* _TASK PROMPT_
Locate every line that holds the string "EDUCACIÓN" and copy it.

**** STORED RECORDS

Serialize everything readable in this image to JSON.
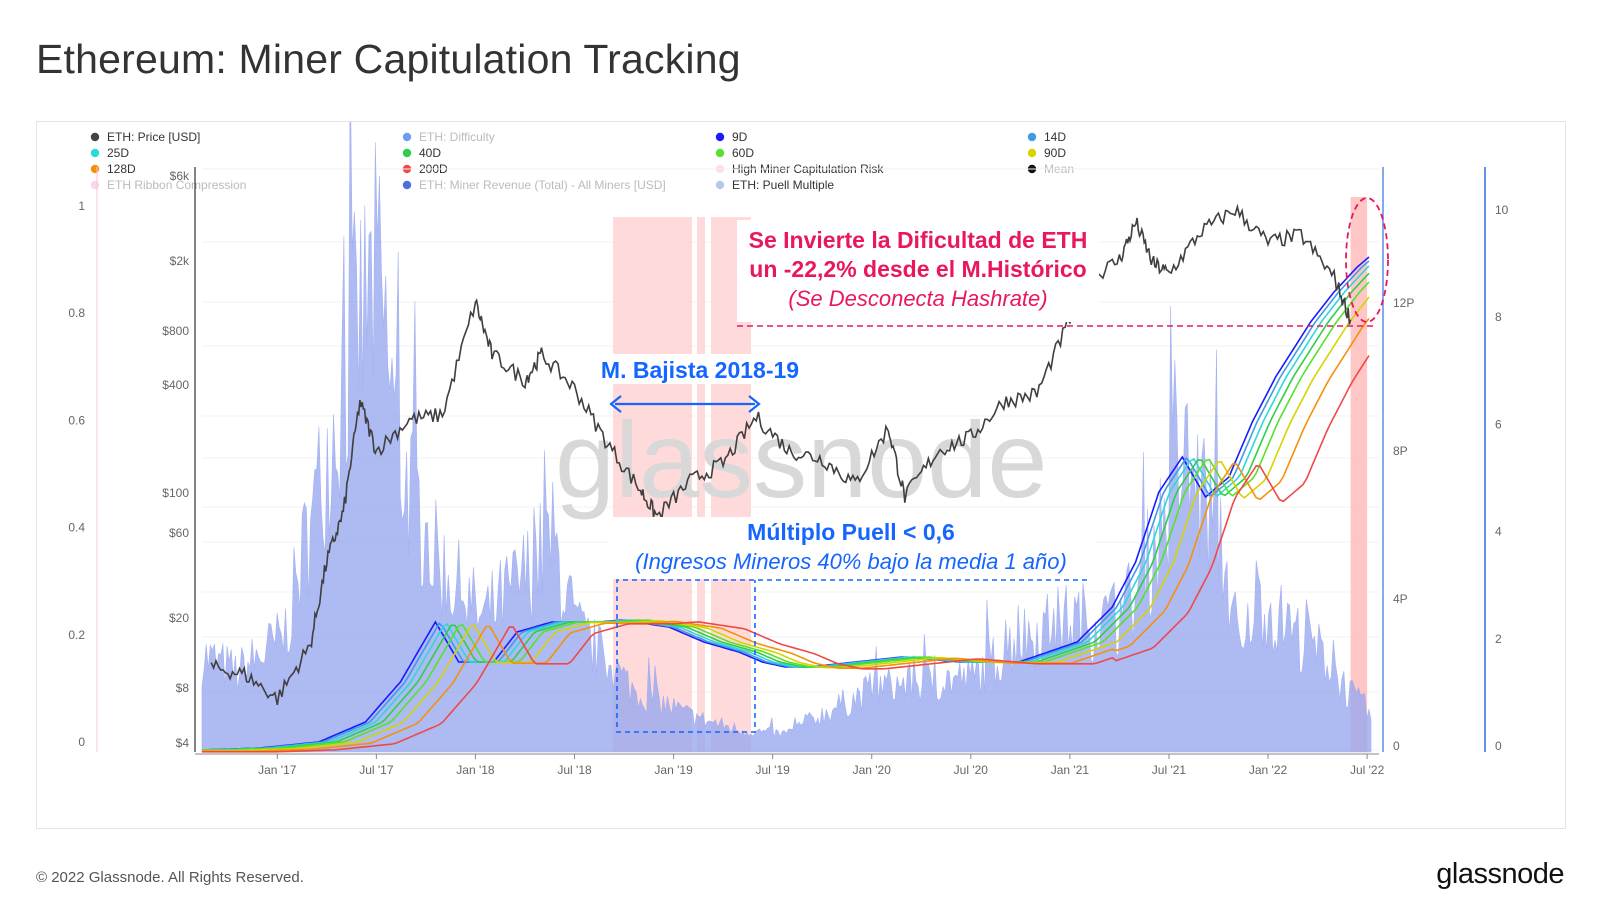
{
  "page": {
    "title": "Ethereum: Miner Capitulation Tracking",
    "copyright": "© 2022 Glassnode. All Rights Reserved.",
    "logo_text": "glassnode"
  },
  "chart_data": {
    "type": "line",
    "watermark": "glassnode",
    "legend": [
      {
        "label": "ETH: Price [USD]",
        "color": "#444444",
        "muted": false
      },
      {
        "label": "ETH: Difficulty",
        "color": "#6f9cf0",
        "muted": true
      },
      {
        "label": "9D",
        "color": "#1a1aff",
        "muted": false
      },
      {
        "label": "14D",
        "color": "#3f9be8",
        "muted": false
      },
      {
        "label": "25D",
        "color": "#2fd8d8",
        "muted": false
      },
      {
        "label": "40D",
        "color": "#2fce4a",
        "muted": false
      },
      {
        "label": "60D",
        "color": "#55e22b",
        "muted": false
      },
      {
        "label": "90D",
        "color": "#d4d400",
        "muted": false
      },
      {
        "label": "128D",
        "color": "#f5900d",
        "muted": false
      },
      {
        "label": "200D",
        "color": "#f04848",
        "muted": false
      },
      {
        "label": "High Miner Capitulation Risk",
        "color": "#fde0e0",
        "muted": false
      },
      {
        "label": "Mean",
        "color": "#111111",
        "muted": true
      },
      {
        "label": "ETH Ribbon Compression",
        "color": "#f8d6ee",
        "muted": true
      },
      {
        "label": "ETH: Miner Revenue (Total) - All Miners [USD]",
        "color": "#4a6fe0",
        "muted": true
      },
      {
        "label": "ETH: Puell Multiple",
        "color": "#b9c6f4",
        "muted": false
      }
    ],
    "x_ticks": [
      "Jan '17",
      "Jul '17",
      "Jan '18",
      "Jul '18",
      "Jan '19",
      "Jul '19",
      "Jan '20",
      "Jul '20",
      "Jan '21",
      "Jul '21",
      "Jan '22",
      "Jul '22"
    ],
    "price_axis_ticks": [
      "$6k",
      "$2k",
      "$800",
      "$400",
      "$100",
      "$60",
      "$20",
      "$8",
      "$4"
    ],
    "ribbon_axis_ticks": [
      "1",
      "0.8",
      "0.6",
      "0.4",
      "0.2",
      "0"
    ],
    "difficulty_axis_ticks": [
      "12P",
      "8P",
      "4P",
      "0"
    ],
    "puell_axis_ticks": [
      "10",
      "8",
      "6",
      "4",
      "2",
      "0"
    ],
    "price_usd": {
      "dates": [
        "2016-09",
        "2016-11",
        "2017-01",
        "2017-03",
        "2017-04",
        "2017-05",
        "2017-06",
        "2017-07",
        "2017-09",
        "2017-11",
        "2018-01",
        "2018-02",
        "2018-04",
        "2018-05",
        "2018-07",
        "2018-09",
        "2018-11",
        "2018-12",
        "2019-02",
        "2019-04",
        "2019-06",
        "2019-08",
        "2019-10",
        "2019-12",
        "2020-02",
        "2020-03",
        "2020-05",
        "2020-07",
        "2020-09",
        "2020-11",
        "2021-01",
        "2021-02",
        "2021-04",
        "2021-05",
        "2021-06",
        "2021-07",
        "2021-09",
        "2021-11",
        "2022-01",
        "2022-03",
        "2022-05",
        "2022-06"
      ],
      "values": [
        12,
        11,
        8,
        16,
        48,
        90,
        380,
        200,
        300,
        320,
        1380,
        700,
        500,
        700,
        450,
        220,
        120,
        85,
        135,
        170,
        310,
        200,
        180,
        130,
        270,
        110,
        200,
        240,
        380,
        420,
        1100,
        1800,
        2400,
        3900,
        2300,
        2000,
        3500,
        4600,
        3000,
        3300,
        1900,
        1100
      ]
    },
    "miner_capitulation_periods": [
      [
        "2018-08",
        "2019-06"
      ],
      [
        "2022-06",
        "2022-07"
      ]
    ],
    "difficulty_drawdown": {
      "drop_pct": -22.2,
      "reference": "M.Histórico"
    },
    "annotations": {
      "difficulty_title_line1": "Se Invierte la Dificultad de ETH",
      "difficulty_title_line2": "un -22,2% desde el M.Histórico",
      "difficulty_subtitle": "(Se Desconecta Hashrate)",
      "bear_market": "M. Bajista 2018-19",
      "puell_title": "Múltiplo Puell < 0,6",
      "puell_subtitle": "(Ingresos Mineros 40% bajo la media 1 año)"
    },
    "log_scale_price": true
  }
}
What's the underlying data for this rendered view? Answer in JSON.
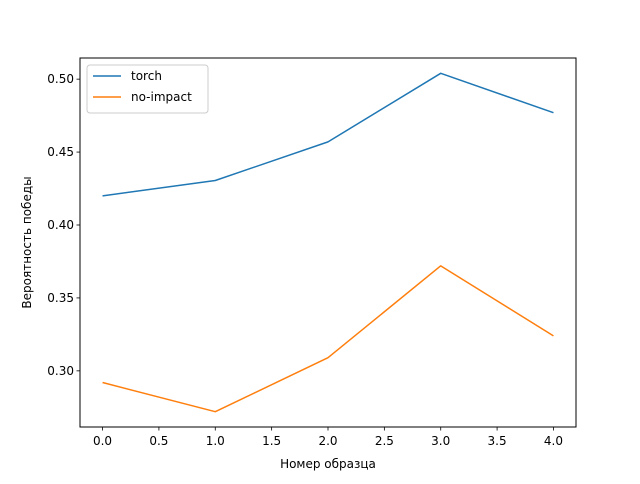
{
  "chart_data": {
    "type": "line",
    "title": "",
    "xlabel": "Номер образца",
    "ylabel": "Вероятность победы",
    "x": [
      0,
      1,
      2,
      3,
      4
    ],
    "xlim": [
      -0.2,
      4.2
    ],
    "ylim": [
      0.2615,
      0.5145
    ],
    "xticks": [
      "0.0",
      "0.5",
      "1.0",
      "1.5",
      "2.0",
      "2.5",
      "3.0",
      "3.5",
      "4.0"
    ],
    "yticks": [
      "0.30",
      "0.35",
      "0.40",
      "0.45",
      "0.50"
    ],
    "grid": false,
    "legend_position": "upper-left",
    "series": [
      {
        "name": "torch",
        "color": "#1f77b4",
        "values": [
          0.42,
          0.4305,
          0.457,
          0.504,
          0.477
        ]
      },
      {
        "name": "no-impact",
        "color": "#ff7f0e",
        "values": [
          0.292,
          0.272,
          0.309,
          0.372,
          0.324
        ]
      }
    ]
  }
}
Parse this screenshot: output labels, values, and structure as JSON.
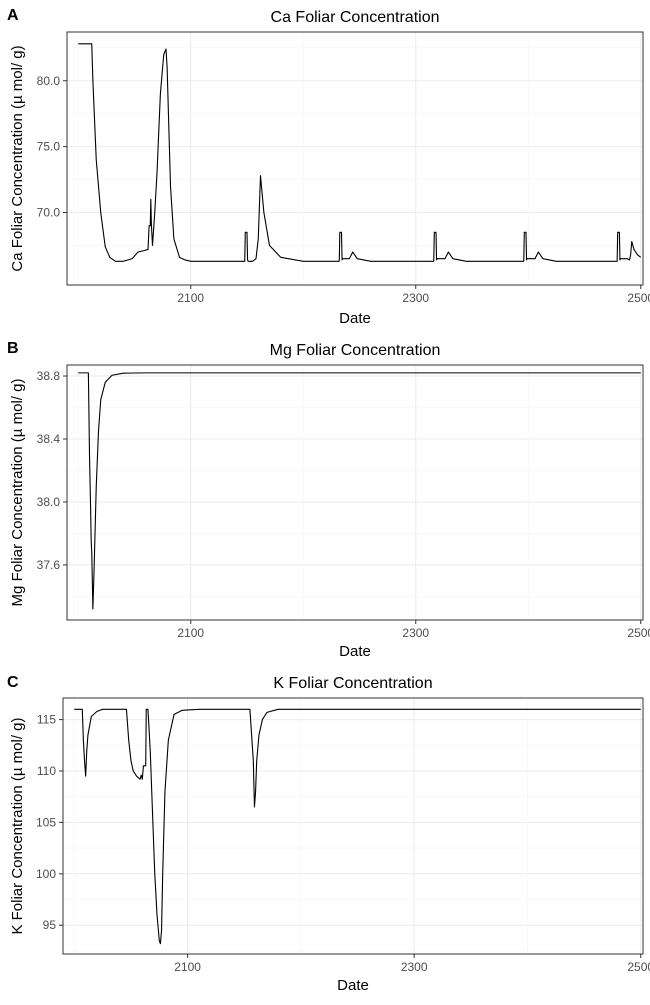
{
  "chart_data": [
    {
      "panel": "A",
      "type": "line",
      "title": "Ca Foliar Concentration",
      "xlabel": "Date",
      "ylabel": "Ca Foliar Concentration (µ mol/ g)",
      "xlim": [
        1990,
        2502
      ],
      "ylim": [
        64.5,
        83.7
      ],
      "x_ticks": [
        2100,
        2300,
        2500
      ],
      "x_tick_labels": [
        "2100",
        "2300",
        "2500"
      ],
      "y_ticks": [
        70,
        75,
        80
      ],
      "y_tick_labels": [
        "70.0",
        "75.0",
        "80.0"
      ],
      "grid": true,
      "series": [
        {
          "x": [
            2000,
            2012,
            2013,
            2016,
            2020,
            2024,
            2028,
            2033,
            2040,
            2048,
            2053,
            2058,
            2062,
            2063,
            2064,
            2064.5,
            2065,
            2066,
            2068,
            2070,
            2073,
            2076,
            2078,
            2079,
            2080,
            2082,
            2085,
            2090,
            2095,
            2100,
            2110,
            2120,
            2146,
            2148,
            2148.5,
            2150,
            2150.5,
            2151,
            2155,
            2158,
            2160,
            2162,
            2165,
            2170,
            2180,
            2200,
            2231,
            2232,
            2232.5,
            2234,
            2234.5,
            2235,
            2241,
            2244,
            2248,
            2260,
            2300,
            2315,
            2316,
            2316.5,
            2318,
            2318.5,
            2319,
            2326,
            2329,
            2333,
            2345,
            2380,
            2395,
            2396,
            2396.5,
            2398,
            2398.5,
            2399,
            2406,
            2409,
            2413,
            2425,
            2460,
            2478,
            2479,
            2479.5,
            2481,
            2481.5,
            2482,
            2488,
            2490,
            2491,
            2492,
            2494,
            2497,
            2500
          ],
          "y": [
            82.8,
            82.8,
            80,
            74,
            70,
            67.4,
            66.6,
            66.3,
            66.3,
            66.5,
            67,
            67.1,
            67.2,
            69,
            69,
            71,
            69.1,
            67.5,
            70,
            73,
            79,
            82,
            82.4,
            81,
            78,
            72,
            68,
            66.6,
            66.4,
            66.3,
            66.3,
            66.3,
            66.3,
            66.3,
            68.5,
            68.5,
            66.4,
            66.3,
            66.3,
            66.5,
            68,
            72.8,
            70,
            67.5,
            66.6,
            66.3,
            66.3,
            66.3,
            68.5,
            68.5,
            66.4,
            66.5,
            66.5,
            67,
            66.5,
            66.3,
            66.3,
            66.3,
            66.3,
            68.5,
            68.5,
            66.4,
            66.5,
            66.5,
            67,
            66.5,
            66.3,
            66.3,
            66.3,
            66.3,
            68.5,
            68.5,
            66.4,
            66.5,
            66.5,
            67,
            66.5,
            66.3,
            66.3,
            66.3,
            66.3,
            68.5,
            68.5,
            66.4,
            66.5,
            66.5,
            66.4,
            66.8,
            67.8,
            67.2,
            66.8,
            66.6
          ]
        }
      ]
    },
    {
      "panel": "B",
      "type": "line",
      "title": "Mg Foliar Concentration",
      "xlabel": "Date",
      "ylabel": "Mg Foliar Concentration (µ mol/ g)",
      "xlim": [
        1990,
        2502
      ],
      "ylim": [
        37.25,
        38.87
      ],
      "x_ticks": [
        2100,
        2300,
        2500
      ],
      "x_tick_labels": [
        "2100",
        "2300",
        "2500"
      ],
      "y_ticks": [
        37.6,
        38.0,
        38.4,
        38.8
      ],
      "y_tick_labels": [
        "37.6",
        "38.0",
        "38.4",
        "38.8"
      ],
      "grid": true,
      "series": [
        {
          "x": [
            2000,
            2009,
            2010,
            2011,
            2011.5,
            2012,
            2013,
            2014,
            2016,
            2018,
            2020,
            2024,
            2030,
            2040,
            2060,
            2100,
            2500
          ],
          "y": [
            38.82,
            38.82,
            38.3,
            37.95,
            37.75,
            37.68,
            37.32,
            37.55,
            38.1,
            38.45,
            38.65,
            38.76,
            38.805,
            38.818,
            38.82,
            38.82,
            38.82
          ]
        }
      ]
    },
    {
      "panel": "C",
      "type": "line",
      "title": "K Foliar Concentration",
      "xlabel": "Date",
      "ylabel": "K Foliar Concentration (µ mol/ g)",
      "xlim": [
        1990,
        2502
      ],
      "ylim": [
        92.2,
        117.1
      ],
      "x_ticks": [
        2100,
        2300,
        2500
      ],
      "x_tick_labels": [
        "2100",
        "2300",
        "2500"
      ],
      "y_ticks": [
        95,
        100,
        105,
        110,
        115
      ],
      "y_tick_labels": [
        "95",
        "100",
        "105",
        "110",
        "115"
      ],
      "grid": true,
      "series": [
        {
          "x": [
            2000,
            2007,
            2008,
            2009,
            2010,
            2011,
            2012,
            2015,
            2020,
            2025,
            2040,
            2046,
            2048,
            2050,
            2052,
            2055,
            2058,
            2059,
            2060,
            2061,
            2063,
            2063.5,
            2065,
            2067,
            2069,
            2071,
            2073,
            2075,
            2076,
            2077,
            2078,
            2080,
            2083,
            2088,
            2095,
            2110,
            2155,
            2158,
            2159,
            2160,
            2161,
            2163,
            2166,
            2170,
            2180,
            2500
          ],
          "y": [
            116,
            116,
            113,
            111,
            109.5,
            112,
            113.5,
            115.3,
            115.8,
            116,
            116,
            116,
            113,
            111,
            110,
            109.5,
            109.2,
            109.6,
            109.2,
            110.5,
            110.5,
            116,
            116,
            112,
            106,
            100,
            96,
            93.5,
            93.2,
            94.5,
            100,
            108,
            113,
            115.5,
            115.9,
            116,
            116,
            111,
            106.5,
            108,
            111,
            113.5,
            115,
            115.7,
            116,
            116
          ]
        }
      ]
    }
  ]
}
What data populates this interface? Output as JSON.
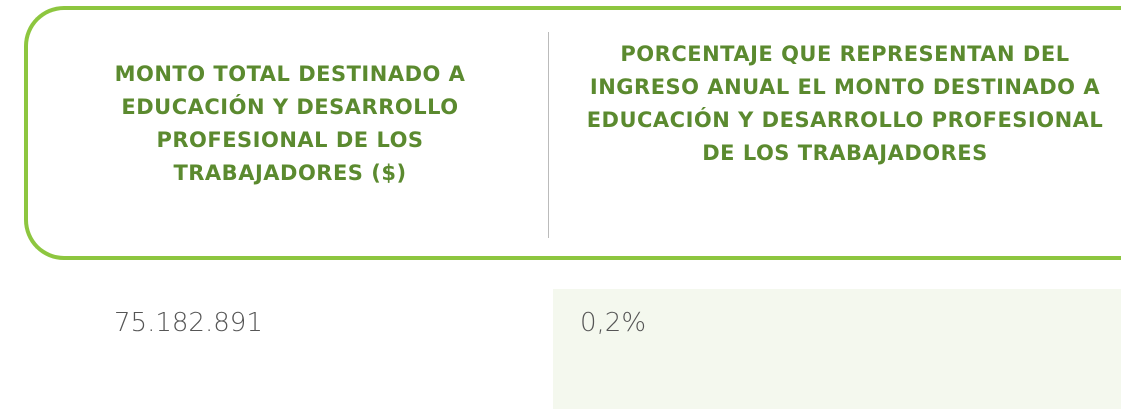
{
  "table": {
    "headers": [
      "MONTO TOTAL DESTINADO A EDUCACIÓN Y DESARROLLO PROFESIONAL DE LOS TRABAJADORES ($)",
      "PORCENTAJE QUE REPRESENTAN DEL INGRESO ANUAL EL MONTO DESTINADO A EDUCACIÓN Y DESARROLLO PROFESIONAL DE LOS TRABAJADORES"
    ],
    "rows": [
      [
        "75.182.891",
        "0,2%"
      ]
    ]
  }
}
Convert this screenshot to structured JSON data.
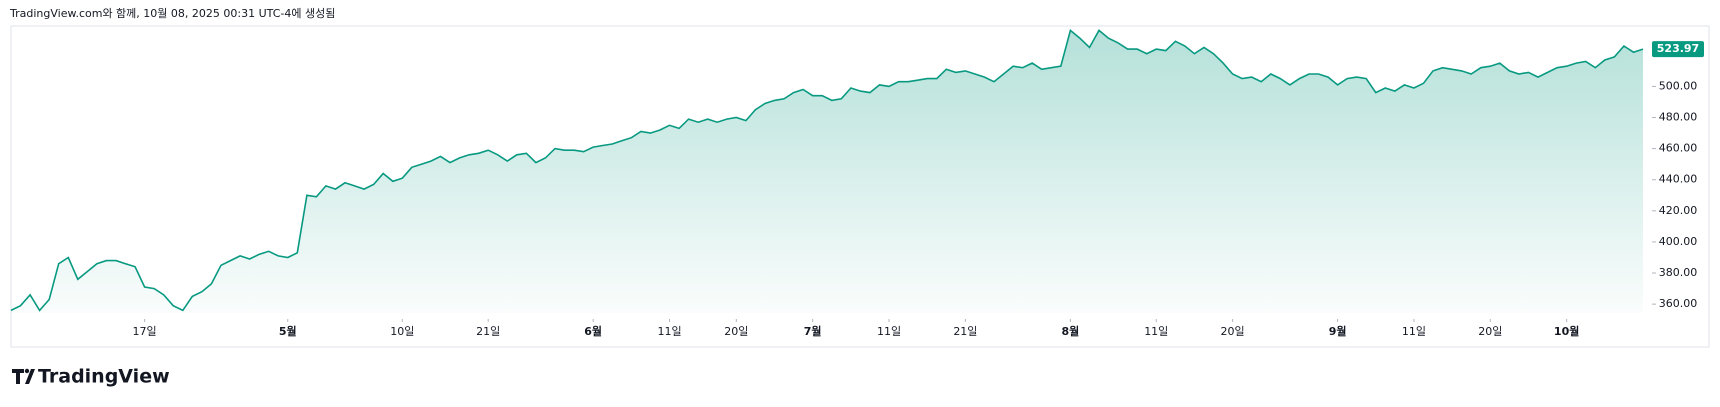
{
  "header": "TradingView.com와 함께, 10월 08, 2025 00:31 UTC-4에 생성됨",
  "brand": "TradingView",
  "chart_data": {
    "type": "area",
    "color": "#089981",
    "values": [
      356,
      359,
      366,
      356,
      363,
      386,
      390,
      376,
      381,
      386,
      388,
      388,
      386,
      384,
      371,
      370,
      366,
      359,
      356,
      365,
      368,
      373,
      385,
      388,
      391,
      389,
      392,
      394,
      391,
      390,
      393,
      430,
      429,
      436,
      434,
      438,
      436,
      434,
      437,
      444,
      439,
      441,
      448,
      450,
      452,
      455,
      451,
      454,
      456,
      457,
      459,
      456,
      452,
      456,
      457,
      451,
      454,
      460,
      459,
      459,
      458,
      461,
      462,
      463,
      465,
      467,
      471,
      470,
      472,
      475,
      473,
      479,
      477,
      479,
      477,
      479,
      480,
      478,
      485,
      489,
      491,
      492,
      496,
      498,
      494,
      494,
      491,
      492,
      499,
      497,
      496,
      501,
      500,
      503,
      503,
      504,
      505,
      505,
      511,
      509,
      510,
      508,
      506,
      503,
      508,
      513,
      512,
      515,
      511,
      512,
      513,
      536,
      531,
      525,
      536,
      531,
      528,
      524,
      524,
      521,
      524,
      523,
      529,
      526,
      521,
      525,
      521,
      515,
      508,
      505,
      506,
      503,
      508,
      505,
      501,
      505,
      508,
      508,
      506,
      501,
      505,
      506,
      505,
      496,
      499,
      497,
      501,
      499,
      502,
      510,
      512,
      511,
      510,
      508,
      512,
      513,
      515,
      510,
      508,
      509,
      506,
      509,
      512,
      513,
      515,
      516,
      512,
      517,
      519,
      526,
      522,
      523.97
    ],
    "ylim": [
      354.3,
      538.2
    ],
    "yticks": [
      {
        "value": 360,
        "label": "360.00"
      },
      {
        "value": 380,
        "label": "380.00"
      },
      {
        "value": 400,
        "label": "400.00"
      },
      {
        "value": 420,
        "label": "420.00"
      },
      {
        "value": 440,
        "label": "440.00"
      },
      {
        "value": 460,
        "label": "460.00"
      },
      {
        "value": 480,
        "label": "480.00"
      },
      {
        "value": 500,
        "label": "500.00"
      }
    ],
    "xticks": [
      {
        "value": 14,
        "label": "17일"
      },
      {
        "value": 29,
        "label": "5월",
        "bold": true
      },
      {
        "value": 41,
        "label": "10일"
      },
      {
        "value": 50,
        "label": "21일"
      },
      {
        "value": 61,
        "label": "6월",
        "bold": true
      },
      {
        "value": 69,
        "label": "11일"
      },
      {
        "value": 76,
        "label": "20일"
      },
      {
        "value": 84,
        "label": "7월",
        "bold": true
      },
      {
        "value": 92,
        "label": "11일"
      },
      {
        "value": 100,
        "label": "21일"
      },
      {
        "value": 111,
        "label": "8월",
        "bold": true
      },
      {
        "value": 120,
        "label": "11일"
      },
      {
        "value": 128,
        "label": "20일"
      },
      {
        "value": 139,
        "label": "9월",
        "bold": true
      },
      {
        "value": 147,
        "label": "11일"
      },
      {
        "value": 155,
        "label": "20일"
      },
      {
        "value": 163,
        "label": "10월",
        "bold": true
      }
    ]
  }
}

********

* _THE ANSWER_
      "MONTO TOTAL DESTINADO A EDUCACIÓN Y DESARROLLO PROFESIONAL DE LOS TRABAJADORES ($)",
      "PORCENTAJE QUE REPRESENTAN DEL INGRESO ANUAL EL MONTO DESTINADO A EDUCACIÓN Y DESARROLLO PROFESIONAL DE LOS TRABAJADORES"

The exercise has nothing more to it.